§ GIVEN INFORMATION:

----

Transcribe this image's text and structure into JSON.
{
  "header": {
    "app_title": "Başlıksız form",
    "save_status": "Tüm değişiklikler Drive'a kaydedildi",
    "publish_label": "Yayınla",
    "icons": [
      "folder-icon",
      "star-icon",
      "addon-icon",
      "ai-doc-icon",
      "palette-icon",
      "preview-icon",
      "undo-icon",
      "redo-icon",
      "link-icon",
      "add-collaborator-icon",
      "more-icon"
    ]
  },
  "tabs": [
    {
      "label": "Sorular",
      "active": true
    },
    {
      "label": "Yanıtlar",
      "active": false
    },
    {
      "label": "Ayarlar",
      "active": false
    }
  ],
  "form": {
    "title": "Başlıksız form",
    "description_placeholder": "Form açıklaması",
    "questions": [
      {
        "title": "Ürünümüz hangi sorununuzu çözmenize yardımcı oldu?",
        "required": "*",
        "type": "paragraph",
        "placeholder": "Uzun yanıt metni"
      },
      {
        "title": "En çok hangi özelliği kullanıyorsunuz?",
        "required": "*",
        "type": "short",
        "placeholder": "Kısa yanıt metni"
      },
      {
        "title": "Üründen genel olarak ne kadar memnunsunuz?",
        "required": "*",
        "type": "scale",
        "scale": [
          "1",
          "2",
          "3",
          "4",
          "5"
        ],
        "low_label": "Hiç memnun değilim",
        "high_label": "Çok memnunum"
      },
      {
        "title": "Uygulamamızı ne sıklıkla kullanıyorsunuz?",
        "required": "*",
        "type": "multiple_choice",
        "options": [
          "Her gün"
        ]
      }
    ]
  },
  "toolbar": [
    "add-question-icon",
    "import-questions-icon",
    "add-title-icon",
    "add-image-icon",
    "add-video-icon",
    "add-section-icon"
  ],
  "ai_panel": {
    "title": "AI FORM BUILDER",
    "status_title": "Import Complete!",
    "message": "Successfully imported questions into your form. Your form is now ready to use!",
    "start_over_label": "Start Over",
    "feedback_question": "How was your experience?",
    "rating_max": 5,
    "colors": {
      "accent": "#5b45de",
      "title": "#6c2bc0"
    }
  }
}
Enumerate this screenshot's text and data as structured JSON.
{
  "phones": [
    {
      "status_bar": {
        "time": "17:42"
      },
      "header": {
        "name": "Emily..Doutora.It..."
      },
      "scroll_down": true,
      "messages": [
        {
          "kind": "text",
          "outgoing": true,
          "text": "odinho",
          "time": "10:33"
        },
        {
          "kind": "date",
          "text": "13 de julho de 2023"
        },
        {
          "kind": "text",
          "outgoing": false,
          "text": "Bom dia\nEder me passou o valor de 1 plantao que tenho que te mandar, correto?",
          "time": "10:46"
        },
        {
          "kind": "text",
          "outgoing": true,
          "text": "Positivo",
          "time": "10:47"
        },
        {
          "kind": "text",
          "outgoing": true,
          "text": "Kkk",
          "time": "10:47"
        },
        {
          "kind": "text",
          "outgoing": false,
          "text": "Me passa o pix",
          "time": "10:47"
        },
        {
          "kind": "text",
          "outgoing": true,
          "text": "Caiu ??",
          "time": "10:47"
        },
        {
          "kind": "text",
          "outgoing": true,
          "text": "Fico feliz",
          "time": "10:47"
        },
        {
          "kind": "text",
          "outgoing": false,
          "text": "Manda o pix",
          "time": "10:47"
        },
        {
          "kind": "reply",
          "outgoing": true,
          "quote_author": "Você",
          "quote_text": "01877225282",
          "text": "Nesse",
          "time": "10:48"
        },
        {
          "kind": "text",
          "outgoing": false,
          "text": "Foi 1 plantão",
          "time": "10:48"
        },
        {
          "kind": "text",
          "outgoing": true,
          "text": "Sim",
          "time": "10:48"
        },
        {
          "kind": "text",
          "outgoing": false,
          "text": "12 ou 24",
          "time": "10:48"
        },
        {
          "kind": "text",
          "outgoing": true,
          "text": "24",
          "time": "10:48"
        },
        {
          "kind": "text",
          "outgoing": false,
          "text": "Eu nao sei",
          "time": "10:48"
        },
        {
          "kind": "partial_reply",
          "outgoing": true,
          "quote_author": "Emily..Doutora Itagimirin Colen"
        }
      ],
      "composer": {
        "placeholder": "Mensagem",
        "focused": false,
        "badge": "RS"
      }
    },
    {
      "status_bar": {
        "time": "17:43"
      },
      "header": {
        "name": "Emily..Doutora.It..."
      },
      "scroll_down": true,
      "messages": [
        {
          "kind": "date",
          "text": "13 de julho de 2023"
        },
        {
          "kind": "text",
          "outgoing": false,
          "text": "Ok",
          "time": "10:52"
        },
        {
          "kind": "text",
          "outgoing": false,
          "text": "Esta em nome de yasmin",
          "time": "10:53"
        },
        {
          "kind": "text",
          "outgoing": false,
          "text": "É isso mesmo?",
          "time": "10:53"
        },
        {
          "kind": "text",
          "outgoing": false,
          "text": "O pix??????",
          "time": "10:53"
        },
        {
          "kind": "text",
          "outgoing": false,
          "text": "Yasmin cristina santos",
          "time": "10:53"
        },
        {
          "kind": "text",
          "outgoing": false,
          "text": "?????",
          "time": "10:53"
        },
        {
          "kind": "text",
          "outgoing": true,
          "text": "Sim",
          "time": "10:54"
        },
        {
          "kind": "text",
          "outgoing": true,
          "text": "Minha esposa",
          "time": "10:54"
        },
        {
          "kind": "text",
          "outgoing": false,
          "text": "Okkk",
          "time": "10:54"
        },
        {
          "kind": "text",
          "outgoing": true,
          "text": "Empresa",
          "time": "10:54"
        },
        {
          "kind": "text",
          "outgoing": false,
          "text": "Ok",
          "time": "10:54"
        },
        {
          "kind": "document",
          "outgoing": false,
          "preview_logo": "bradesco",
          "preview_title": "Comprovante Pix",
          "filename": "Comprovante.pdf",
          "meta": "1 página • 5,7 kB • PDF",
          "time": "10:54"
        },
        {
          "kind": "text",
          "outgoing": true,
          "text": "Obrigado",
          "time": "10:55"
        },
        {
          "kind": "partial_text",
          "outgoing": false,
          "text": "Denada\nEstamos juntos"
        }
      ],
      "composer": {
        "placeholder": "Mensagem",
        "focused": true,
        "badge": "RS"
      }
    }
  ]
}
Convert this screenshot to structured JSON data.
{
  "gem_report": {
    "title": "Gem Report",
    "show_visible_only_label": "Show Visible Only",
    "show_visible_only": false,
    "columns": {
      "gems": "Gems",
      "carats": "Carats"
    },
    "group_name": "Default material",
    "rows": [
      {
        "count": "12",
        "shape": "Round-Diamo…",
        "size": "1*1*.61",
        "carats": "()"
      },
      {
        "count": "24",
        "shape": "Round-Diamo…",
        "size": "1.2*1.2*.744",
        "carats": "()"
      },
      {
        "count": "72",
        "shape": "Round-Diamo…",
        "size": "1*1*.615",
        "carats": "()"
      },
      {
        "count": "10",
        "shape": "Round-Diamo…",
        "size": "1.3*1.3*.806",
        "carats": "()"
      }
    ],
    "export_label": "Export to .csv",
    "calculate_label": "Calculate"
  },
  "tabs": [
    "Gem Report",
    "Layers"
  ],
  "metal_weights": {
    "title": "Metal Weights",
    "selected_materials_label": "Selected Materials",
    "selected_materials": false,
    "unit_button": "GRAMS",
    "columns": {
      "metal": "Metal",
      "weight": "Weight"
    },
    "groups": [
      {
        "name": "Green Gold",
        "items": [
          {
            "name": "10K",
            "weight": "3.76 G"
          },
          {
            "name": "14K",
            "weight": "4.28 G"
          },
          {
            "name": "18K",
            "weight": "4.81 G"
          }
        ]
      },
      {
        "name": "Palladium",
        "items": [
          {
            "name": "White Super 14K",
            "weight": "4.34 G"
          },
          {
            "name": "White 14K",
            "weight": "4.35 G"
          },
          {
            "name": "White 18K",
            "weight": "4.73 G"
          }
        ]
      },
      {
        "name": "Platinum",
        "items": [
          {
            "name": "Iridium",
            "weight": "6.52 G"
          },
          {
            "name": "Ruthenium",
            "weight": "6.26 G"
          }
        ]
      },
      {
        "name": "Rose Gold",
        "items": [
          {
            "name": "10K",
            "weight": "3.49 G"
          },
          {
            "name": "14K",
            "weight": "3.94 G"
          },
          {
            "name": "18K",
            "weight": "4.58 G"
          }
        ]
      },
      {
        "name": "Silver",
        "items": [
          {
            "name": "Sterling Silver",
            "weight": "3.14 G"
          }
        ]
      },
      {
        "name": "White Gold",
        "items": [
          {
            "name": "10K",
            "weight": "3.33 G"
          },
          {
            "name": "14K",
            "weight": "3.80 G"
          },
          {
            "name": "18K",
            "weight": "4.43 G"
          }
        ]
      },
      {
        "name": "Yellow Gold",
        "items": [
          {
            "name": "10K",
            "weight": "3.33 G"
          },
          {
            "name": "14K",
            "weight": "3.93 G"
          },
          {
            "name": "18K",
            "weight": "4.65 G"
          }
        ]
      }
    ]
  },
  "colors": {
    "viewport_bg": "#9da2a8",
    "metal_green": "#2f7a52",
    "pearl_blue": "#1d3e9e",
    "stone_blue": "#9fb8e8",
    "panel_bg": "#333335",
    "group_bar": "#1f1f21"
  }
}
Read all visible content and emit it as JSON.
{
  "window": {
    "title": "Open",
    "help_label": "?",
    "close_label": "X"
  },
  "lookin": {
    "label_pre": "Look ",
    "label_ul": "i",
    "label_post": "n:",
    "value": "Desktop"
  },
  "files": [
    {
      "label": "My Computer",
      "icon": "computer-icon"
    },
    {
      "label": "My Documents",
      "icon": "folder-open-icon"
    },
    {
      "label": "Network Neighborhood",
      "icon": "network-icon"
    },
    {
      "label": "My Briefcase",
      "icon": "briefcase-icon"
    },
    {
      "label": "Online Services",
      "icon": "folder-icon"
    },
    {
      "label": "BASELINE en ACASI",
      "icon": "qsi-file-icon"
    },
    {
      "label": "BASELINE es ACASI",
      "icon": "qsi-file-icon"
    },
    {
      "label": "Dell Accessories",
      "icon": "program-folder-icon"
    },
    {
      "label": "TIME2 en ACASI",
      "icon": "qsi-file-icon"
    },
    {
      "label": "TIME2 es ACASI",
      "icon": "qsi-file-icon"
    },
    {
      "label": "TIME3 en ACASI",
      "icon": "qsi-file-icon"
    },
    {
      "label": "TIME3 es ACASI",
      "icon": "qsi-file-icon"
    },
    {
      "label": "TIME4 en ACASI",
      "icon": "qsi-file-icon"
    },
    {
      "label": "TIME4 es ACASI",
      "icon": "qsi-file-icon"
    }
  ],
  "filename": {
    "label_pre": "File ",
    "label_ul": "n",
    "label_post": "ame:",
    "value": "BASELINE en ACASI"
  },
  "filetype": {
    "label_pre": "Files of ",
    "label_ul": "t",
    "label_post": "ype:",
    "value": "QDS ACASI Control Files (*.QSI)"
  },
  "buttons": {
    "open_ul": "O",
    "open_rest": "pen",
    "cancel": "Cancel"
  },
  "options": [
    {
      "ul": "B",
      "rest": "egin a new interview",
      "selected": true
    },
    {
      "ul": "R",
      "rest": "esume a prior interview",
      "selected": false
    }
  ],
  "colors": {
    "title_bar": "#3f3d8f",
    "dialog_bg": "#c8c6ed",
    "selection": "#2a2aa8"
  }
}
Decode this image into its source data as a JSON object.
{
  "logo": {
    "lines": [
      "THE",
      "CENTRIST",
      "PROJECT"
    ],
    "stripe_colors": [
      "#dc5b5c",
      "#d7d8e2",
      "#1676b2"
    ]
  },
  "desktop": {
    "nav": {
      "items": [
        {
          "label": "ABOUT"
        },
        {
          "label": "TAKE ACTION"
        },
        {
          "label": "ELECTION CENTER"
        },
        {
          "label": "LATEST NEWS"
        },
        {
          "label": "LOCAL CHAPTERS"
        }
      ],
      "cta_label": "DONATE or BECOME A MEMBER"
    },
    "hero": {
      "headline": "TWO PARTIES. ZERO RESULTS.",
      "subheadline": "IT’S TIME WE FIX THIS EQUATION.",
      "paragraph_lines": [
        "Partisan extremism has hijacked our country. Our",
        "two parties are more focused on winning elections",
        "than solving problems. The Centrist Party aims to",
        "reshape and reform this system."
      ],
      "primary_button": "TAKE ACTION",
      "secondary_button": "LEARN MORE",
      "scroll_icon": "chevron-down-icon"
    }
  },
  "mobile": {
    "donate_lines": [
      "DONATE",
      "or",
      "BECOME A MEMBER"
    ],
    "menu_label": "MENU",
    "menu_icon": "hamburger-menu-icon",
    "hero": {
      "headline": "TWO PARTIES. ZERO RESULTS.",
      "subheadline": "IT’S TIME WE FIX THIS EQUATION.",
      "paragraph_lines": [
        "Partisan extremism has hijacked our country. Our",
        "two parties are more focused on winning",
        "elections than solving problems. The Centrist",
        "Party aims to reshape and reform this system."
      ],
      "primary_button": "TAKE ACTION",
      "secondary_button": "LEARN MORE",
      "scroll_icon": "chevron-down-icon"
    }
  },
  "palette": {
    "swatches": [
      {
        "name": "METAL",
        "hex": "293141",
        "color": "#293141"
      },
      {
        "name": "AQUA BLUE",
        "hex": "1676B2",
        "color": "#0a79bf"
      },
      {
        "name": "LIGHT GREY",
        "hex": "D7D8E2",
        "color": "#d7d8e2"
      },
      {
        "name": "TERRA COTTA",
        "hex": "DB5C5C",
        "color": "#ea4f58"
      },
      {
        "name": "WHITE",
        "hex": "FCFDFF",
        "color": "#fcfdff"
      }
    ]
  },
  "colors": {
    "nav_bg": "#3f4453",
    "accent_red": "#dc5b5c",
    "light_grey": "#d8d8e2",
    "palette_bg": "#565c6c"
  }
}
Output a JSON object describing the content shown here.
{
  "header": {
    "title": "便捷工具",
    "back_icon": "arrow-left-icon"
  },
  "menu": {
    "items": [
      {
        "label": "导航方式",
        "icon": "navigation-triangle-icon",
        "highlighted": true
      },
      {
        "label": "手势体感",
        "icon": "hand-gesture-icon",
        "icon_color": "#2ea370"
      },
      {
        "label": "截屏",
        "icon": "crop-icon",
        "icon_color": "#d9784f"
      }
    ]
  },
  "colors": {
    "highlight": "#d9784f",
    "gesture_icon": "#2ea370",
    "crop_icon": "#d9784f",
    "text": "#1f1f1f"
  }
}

----

§ OBJECTIVE:
Tally the lines of the data that contain the string "focused" and report the total alone.

§ ANSWER IN FULL:
4